[WHAT IS REQUIRED]:
In the listing below, find every line with the string "true" and pull it out.

--- Start of THE INPUT ---

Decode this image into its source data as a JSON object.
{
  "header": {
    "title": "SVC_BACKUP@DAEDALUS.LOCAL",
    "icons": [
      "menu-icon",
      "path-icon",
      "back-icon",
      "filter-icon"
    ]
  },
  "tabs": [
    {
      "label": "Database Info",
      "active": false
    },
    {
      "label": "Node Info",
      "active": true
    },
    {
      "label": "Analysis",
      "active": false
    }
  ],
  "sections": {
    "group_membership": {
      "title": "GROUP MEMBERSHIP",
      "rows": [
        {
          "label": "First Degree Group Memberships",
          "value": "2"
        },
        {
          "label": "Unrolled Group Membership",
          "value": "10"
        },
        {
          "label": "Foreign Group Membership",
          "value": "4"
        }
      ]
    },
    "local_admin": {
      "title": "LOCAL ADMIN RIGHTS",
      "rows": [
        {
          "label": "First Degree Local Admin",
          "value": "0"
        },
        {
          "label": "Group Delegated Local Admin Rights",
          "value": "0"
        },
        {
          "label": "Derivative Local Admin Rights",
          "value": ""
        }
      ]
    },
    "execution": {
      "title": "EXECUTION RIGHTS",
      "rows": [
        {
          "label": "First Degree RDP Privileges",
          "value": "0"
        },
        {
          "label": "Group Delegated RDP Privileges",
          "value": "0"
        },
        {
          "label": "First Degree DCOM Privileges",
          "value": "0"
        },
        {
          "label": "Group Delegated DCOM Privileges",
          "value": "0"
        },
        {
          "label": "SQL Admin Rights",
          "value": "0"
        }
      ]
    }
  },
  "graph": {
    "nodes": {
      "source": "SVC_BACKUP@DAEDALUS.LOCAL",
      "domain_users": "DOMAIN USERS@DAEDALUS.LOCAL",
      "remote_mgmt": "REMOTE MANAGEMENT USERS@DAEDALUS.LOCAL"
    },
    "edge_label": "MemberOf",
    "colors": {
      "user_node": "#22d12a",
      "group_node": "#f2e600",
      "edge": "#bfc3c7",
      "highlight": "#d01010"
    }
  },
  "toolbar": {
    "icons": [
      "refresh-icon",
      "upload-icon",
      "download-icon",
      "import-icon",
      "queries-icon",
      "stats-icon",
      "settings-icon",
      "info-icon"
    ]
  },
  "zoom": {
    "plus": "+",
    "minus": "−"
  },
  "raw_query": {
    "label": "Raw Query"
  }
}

--- End of THE INPUT ---
--- Start of THE INPUT ---

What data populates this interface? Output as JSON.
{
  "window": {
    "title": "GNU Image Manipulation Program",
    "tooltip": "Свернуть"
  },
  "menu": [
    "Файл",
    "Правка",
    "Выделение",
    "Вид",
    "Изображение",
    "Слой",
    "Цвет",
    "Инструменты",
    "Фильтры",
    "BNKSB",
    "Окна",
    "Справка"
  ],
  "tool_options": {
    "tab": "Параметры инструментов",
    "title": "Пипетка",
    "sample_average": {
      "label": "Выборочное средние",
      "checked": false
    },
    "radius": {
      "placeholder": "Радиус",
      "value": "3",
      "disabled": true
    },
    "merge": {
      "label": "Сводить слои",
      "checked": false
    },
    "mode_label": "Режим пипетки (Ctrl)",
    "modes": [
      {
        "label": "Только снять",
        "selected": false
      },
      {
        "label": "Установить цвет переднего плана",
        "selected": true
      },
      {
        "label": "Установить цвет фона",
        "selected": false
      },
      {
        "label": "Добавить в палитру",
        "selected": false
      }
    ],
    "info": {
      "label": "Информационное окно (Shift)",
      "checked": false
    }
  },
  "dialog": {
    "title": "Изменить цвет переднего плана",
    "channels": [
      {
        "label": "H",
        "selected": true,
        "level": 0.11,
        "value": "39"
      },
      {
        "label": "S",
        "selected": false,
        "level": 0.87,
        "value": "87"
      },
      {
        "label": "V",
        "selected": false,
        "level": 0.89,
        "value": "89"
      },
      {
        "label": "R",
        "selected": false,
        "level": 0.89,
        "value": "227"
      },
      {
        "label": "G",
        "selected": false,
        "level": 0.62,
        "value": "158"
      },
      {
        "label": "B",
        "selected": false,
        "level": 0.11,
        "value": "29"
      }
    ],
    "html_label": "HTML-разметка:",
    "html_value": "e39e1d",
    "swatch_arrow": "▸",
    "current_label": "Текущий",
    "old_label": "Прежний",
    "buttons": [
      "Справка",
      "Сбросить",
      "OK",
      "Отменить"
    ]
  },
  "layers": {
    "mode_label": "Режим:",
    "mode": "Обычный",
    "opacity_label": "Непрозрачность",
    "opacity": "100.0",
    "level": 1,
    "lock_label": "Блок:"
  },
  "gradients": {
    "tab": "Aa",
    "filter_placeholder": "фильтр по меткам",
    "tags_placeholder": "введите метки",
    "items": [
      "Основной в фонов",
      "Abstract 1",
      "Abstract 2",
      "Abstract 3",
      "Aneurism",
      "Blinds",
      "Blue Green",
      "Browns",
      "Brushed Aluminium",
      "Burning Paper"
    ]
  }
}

--- End of THE INPUT ---
--- Start of THE INPUT ---

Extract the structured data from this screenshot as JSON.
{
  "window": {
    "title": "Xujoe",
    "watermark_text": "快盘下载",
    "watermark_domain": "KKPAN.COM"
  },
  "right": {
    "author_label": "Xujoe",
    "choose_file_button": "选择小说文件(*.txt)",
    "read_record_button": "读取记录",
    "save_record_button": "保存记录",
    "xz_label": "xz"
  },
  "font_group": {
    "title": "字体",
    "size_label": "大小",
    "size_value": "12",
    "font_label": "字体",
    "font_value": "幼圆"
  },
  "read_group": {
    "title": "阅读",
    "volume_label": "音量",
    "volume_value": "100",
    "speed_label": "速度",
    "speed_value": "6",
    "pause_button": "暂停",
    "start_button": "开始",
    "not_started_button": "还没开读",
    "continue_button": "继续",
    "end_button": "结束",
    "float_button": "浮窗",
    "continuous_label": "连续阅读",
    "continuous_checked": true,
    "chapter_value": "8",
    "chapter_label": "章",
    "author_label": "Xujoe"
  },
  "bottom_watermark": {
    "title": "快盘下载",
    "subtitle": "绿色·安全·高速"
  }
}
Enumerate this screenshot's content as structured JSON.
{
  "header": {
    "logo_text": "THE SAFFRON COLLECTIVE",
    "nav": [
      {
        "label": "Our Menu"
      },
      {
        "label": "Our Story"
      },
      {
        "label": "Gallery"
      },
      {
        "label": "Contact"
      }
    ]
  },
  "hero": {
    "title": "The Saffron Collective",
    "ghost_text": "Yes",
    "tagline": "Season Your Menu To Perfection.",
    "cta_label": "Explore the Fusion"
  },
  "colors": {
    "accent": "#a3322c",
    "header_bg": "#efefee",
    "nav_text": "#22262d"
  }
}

--- End of THE INPUT ---

[SOLUTION BELOW]:
      "active": true
      "disabled": true
        "selected": true
        "selected": true,
    "continuous_checked": true,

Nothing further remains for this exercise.